JOB: Look through the records and report how many lines include the word "Diagram", with no other words.

>> Start SUPPLIED RECORDS

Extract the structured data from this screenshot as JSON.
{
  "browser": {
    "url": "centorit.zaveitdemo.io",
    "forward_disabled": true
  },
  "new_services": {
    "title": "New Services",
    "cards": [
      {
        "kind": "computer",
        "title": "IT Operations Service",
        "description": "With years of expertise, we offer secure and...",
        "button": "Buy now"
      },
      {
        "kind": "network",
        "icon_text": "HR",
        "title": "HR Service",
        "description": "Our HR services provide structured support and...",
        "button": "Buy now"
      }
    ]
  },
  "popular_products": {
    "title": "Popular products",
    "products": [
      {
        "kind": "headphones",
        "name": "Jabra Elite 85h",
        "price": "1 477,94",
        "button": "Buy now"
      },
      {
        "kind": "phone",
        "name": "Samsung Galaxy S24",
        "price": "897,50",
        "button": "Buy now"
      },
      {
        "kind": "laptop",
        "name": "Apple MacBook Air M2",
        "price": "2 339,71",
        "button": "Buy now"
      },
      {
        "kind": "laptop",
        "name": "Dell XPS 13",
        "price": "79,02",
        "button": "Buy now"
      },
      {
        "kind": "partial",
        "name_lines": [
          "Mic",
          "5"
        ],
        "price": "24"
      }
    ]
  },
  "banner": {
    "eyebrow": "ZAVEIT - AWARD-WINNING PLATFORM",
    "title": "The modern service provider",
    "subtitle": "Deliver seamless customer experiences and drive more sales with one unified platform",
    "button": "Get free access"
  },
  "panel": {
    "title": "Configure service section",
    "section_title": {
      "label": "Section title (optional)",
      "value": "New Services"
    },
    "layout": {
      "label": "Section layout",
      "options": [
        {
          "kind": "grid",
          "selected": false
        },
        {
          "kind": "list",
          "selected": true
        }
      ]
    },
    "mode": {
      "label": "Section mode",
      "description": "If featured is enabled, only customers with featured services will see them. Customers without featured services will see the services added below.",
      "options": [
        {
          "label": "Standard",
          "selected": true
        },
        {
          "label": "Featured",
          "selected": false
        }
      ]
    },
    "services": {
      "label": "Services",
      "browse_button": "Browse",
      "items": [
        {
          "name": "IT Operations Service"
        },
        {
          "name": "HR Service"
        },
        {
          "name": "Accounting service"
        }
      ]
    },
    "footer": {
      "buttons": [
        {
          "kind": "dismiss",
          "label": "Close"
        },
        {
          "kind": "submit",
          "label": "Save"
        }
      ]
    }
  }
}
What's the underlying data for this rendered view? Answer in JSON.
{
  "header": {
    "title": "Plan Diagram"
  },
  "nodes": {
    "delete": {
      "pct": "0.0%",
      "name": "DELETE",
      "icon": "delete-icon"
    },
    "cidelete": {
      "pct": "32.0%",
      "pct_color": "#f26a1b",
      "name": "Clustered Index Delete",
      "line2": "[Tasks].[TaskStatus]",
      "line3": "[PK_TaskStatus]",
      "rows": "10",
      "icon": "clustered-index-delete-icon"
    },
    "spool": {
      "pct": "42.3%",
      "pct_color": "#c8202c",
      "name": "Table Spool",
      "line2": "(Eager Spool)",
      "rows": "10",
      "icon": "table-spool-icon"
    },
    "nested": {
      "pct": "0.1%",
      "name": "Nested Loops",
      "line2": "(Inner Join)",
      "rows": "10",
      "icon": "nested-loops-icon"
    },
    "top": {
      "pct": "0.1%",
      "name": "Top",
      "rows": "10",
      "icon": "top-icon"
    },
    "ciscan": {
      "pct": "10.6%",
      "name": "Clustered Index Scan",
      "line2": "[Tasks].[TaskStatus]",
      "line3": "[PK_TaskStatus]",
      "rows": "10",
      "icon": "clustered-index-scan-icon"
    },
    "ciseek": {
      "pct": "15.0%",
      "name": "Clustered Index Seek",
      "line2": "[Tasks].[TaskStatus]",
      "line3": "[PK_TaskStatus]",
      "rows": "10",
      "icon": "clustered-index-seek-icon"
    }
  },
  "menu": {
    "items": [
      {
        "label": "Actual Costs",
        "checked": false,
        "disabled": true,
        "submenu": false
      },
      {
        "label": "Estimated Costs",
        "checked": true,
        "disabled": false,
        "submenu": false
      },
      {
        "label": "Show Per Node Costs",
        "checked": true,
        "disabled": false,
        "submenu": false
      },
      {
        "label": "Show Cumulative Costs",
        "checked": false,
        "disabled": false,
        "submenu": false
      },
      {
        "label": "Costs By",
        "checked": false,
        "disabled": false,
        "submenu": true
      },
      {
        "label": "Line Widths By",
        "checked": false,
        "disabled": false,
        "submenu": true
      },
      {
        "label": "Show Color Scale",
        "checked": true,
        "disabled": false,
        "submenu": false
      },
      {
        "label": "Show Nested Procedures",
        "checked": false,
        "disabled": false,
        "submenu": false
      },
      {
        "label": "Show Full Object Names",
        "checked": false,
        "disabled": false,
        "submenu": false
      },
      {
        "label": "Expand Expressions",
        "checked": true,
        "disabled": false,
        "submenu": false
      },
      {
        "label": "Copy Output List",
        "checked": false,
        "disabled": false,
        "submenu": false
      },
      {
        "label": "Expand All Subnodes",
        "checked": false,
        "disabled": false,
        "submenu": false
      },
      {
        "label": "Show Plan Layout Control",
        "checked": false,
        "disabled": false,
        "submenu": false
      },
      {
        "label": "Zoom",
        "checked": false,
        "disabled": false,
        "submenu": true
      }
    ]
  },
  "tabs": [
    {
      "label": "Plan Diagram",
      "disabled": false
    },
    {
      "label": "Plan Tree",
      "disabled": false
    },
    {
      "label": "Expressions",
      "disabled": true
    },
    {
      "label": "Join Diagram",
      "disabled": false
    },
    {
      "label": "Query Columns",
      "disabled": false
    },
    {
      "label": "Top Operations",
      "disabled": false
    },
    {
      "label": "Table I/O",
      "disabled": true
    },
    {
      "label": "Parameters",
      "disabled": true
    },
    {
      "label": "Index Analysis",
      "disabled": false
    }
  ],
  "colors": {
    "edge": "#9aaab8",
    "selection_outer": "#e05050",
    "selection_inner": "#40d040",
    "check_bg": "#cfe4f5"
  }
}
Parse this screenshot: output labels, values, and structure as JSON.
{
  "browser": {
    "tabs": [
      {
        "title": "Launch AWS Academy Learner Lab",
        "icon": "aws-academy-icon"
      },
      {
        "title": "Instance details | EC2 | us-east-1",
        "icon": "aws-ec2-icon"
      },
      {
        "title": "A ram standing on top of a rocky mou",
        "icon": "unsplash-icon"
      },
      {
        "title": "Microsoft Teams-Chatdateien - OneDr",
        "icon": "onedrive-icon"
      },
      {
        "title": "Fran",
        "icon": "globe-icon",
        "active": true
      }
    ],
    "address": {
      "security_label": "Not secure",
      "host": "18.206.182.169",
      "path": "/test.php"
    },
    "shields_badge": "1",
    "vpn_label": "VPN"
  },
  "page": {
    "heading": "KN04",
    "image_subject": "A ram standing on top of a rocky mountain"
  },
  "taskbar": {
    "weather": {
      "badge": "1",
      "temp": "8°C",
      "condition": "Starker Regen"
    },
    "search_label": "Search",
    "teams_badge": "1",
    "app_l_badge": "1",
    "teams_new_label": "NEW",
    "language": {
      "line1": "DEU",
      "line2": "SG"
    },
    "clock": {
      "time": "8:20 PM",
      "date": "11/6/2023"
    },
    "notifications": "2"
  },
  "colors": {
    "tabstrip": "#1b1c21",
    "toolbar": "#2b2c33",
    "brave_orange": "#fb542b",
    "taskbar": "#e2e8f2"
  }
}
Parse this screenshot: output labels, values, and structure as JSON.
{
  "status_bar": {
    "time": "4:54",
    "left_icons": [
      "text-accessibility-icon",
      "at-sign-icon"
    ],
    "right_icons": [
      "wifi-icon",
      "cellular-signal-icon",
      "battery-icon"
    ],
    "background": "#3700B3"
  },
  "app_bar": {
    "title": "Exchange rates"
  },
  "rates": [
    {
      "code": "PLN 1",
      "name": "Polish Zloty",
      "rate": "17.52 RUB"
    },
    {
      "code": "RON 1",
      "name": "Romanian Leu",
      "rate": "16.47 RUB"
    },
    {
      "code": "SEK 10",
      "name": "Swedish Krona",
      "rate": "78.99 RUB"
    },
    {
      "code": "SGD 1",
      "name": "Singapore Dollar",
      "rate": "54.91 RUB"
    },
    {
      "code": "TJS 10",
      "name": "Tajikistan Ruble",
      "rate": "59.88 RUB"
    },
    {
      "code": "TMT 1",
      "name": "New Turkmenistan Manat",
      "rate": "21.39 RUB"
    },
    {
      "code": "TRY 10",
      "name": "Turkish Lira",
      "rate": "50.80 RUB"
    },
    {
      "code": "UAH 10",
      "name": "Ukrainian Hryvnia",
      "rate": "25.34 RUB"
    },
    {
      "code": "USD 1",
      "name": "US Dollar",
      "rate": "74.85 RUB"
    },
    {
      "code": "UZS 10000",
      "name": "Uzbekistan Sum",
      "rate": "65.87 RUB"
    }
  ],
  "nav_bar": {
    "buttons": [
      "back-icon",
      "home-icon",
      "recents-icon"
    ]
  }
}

>> End SUPPLIED RECORDS

TASK ANSWER: 3